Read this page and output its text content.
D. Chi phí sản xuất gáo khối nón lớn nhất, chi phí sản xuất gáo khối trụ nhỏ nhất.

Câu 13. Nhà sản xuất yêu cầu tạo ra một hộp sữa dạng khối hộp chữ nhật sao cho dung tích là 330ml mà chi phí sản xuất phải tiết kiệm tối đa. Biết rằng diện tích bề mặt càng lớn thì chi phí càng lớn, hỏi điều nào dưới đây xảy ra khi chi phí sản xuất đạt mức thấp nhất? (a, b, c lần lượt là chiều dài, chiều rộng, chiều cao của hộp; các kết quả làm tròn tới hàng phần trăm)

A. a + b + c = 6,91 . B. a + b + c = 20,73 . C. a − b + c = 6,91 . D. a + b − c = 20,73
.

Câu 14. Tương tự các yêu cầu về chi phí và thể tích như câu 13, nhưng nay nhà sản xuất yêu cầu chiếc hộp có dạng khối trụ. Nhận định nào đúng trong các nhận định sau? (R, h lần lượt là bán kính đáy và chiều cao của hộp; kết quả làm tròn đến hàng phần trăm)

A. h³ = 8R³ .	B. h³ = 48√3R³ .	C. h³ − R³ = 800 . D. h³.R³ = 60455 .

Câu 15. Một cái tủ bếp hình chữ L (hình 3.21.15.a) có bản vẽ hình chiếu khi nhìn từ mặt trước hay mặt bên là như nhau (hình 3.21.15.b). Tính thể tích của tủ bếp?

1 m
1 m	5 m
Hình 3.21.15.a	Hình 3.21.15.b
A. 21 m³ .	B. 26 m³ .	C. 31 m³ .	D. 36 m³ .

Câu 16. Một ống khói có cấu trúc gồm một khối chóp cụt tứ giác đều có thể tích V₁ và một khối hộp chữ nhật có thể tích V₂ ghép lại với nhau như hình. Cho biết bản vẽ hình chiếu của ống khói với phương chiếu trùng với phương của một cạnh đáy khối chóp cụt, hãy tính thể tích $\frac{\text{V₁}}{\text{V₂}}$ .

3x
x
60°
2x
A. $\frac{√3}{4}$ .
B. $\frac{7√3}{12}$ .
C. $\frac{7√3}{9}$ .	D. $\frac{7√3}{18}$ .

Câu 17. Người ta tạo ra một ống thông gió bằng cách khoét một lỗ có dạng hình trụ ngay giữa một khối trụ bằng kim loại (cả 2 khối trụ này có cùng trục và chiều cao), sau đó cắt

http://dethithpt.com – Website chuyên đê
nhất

### EXERCISE TASK
Collect each line of the entries that has the word "chiếu", copying it in full.

### ANSWER BELOW
Câu 15. Một cái tủ bếp hình chữ L (hình 3.21.15.a) có bản vẽ hình chiếu khi nhìn từ mặt trước hay mặt bên là như nhau (hình 3.21.15.b). Tính thể tích của tủ bếp?
Câu 16. Một ống khói có cấu trúc gồm một khối chóp cụt tứ giác đều có thể tích V₁ và một khối hộp chữ nhật có thể tích V₂ ghép lại với nhau như hình. Cho biết bản vẽ hình chiếu của ống khói với phương chiếu trùng với phương của một cạnh đáy khối chóp cụt, hãy tính thể tích $\frac{\text{V₁}}{\text{V₂}}$ .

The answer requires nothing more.